§ Your task
Where a line of the listing below includes the word "color", reproduce that line.

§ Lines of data
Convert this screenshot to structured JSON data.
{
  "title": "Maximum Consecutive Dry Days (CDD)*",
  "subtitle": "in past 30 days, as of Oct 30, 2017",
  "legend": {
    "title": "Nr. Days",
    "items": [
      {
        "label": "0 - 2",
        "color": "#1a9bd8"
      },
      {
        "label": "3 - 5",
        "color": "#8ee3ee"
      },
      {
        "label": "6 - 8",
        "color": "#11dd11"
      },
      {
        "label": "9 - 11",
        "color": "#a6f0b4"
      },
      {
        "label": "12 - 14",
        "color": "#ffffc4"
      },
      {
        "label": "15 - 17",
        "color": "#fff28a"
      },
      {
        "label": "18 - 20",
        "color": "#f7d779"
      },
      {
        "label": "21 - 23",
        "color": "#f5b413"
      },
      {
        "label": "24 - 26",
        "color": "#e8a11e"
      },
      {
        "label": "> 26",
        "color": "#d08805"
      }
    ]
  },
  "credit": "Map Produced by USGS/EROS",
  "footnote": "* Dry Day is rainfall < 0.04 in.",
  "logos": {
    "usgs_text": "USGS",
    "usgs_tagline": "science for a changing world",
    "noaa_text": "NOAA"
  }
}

§ Written answer
        "color": "#1a9bd8"
        "color": "#8ee3ee"
        "color": "#11dd11"
        "color": "#a6f0b4"
        "color": "#ffffc4"
        "color": "#fff28a"
        "color": "#f7d779"
        "color": "#f5b413"
        "color": "#e8a11e"
        "color": "#d08805"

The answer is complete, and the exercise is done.